GIVEN EXERCISE: Extract each row below that contains the string "timecode", where a match must have the same uppercase and lowercase letters.

Data items:

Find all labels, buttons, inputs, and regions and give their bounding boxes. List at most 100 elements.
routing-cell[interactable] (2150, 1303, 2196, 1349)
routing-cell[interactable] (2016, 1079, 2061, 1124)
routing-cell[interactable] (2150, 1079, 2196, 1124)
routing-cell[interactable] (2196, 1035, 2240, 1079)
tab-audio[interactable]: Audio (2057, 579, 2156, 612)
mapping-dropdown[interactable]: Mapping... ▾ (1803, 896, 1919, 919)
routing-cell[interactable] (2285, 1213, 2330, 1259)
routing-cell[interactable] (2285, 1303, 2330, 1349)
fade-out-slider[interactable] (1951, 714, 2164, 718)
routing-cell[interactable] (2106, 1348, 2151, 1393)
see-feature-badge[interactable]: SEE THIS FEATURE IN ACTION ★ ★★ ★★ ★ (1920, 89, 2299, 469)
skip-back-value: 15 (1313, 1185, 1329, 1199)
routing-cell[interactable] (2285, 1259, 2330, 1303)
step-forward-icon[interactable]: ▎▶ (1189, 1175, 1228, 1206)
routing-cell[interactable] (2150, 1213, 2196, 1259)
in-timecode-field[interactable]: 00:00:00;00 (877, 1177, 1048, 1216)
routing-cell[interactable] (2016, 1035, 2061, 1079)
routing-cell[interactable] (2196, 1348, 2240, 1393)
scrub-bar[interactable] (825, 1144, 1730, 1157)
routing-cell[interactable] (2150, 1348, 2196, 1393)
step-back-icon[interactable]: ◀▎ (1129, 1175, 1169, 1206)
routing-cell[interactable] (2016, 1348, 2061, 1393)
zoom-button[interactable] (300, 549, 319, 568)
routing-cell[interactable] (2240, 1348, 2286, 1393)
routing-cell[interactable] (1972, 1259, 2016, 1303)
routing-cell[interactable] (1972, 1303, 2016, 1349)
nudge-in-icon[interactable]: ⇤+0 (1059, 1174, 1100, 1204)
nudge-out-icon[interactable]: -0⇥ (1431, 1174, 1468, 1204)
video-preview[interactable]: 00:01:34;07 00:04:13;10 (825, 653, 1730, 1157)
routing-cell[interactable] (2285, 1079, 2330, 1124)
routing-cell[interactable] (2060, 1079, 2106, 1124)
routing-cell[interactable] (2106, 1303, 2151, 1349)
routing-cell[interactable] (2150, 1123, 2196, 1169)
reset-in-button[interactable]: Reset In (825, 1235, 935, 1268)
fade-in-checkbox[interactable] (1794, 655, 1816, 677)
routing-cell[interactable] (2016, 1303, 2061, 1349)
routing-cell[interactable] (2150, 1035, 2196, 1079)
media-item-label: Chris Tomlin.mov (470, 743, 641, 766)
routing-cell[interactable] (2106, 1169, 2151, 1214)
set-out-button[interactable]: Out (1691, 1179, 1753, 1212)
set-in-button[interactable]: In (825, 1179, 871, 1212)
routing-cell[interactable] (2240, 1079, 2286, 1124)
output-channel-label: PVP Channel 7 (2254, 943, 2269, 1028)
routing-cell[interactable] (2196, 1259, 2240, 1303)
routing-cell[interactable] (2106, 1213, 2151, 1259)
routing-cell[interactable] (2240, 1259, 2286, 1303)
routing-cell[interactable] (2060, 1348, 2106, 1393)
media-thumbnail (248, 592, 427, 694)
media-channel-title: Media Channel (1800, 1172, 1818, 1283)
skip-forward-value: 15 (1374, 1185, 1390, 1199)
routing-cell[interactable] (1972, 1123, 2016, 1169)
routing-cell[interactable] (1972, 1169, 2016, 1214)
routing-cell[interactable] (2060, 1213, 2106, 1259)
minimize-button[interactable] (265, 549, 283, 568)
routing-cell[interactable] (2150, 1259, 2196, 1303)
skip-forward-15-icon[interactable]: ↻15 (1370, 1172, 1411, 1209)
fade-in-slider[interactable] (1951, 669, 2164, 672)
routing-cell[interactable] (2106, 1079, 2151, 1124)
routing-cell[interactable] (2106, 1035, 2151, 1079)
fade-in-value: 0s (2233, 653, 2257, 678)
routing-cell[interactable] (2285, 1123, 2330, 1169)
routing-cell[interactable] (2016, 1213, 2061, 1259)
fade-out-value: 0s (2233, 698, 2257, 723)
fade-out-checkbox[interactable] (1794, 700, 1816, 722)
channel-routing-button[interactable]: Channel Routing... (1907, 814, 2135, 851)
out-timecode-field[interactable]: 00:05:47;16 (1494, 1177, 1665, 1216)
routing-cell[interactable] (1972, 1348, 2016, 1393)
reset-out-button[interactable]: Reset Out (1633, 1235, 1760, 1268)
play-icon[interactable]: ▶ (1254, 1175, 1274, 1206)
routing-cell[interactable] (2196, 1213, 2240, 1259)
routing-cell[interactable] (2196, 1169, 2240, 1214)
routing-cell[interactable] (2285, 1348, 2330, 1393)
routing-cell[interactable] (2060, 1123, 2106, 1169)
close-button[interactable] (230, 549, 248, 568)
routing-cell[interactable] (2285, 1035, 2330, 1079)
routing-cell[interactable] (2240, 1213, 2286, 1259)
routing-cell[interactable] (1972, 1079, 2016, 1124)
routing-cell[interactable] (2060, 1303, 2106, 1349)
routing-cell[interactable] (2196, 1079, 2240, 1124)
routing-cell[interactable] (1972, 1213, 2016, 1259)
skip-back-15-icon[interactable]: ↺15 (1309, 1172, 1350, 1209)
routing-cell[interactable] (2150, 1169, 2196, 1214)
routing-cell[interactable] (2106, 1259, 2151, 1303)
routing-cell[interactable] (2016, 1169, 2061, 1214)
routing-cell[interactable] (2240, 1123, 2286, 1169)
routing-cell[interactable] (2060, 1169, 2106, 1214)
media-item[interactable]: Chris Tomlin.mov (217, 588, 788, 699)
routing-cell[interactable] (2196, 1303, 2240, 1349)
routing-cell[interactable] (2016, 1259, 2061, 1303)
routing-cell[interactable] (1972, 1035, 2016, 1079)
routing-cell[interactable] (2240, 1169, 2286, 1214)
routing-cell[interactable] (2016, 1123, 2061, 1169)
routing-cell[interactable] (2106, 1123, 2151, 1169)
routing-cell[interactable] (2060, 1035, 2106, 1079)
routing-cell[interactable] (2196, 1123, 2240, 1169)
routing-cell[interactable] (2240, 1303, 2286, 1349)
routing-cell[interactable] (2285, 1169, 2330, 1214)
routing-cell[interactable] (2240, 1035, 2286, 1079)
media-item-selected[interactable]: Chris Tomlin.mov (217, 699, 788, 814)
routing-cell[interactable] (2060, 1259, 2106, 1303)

COMPLETE RESPONSE:
in-timecode-field[interactable]: 00:00:00;00 (877, 1177, 1048, 1216)
out-timecode-field[interactable]: 00:05:47;16 (1494, 1177, 1665, 1216)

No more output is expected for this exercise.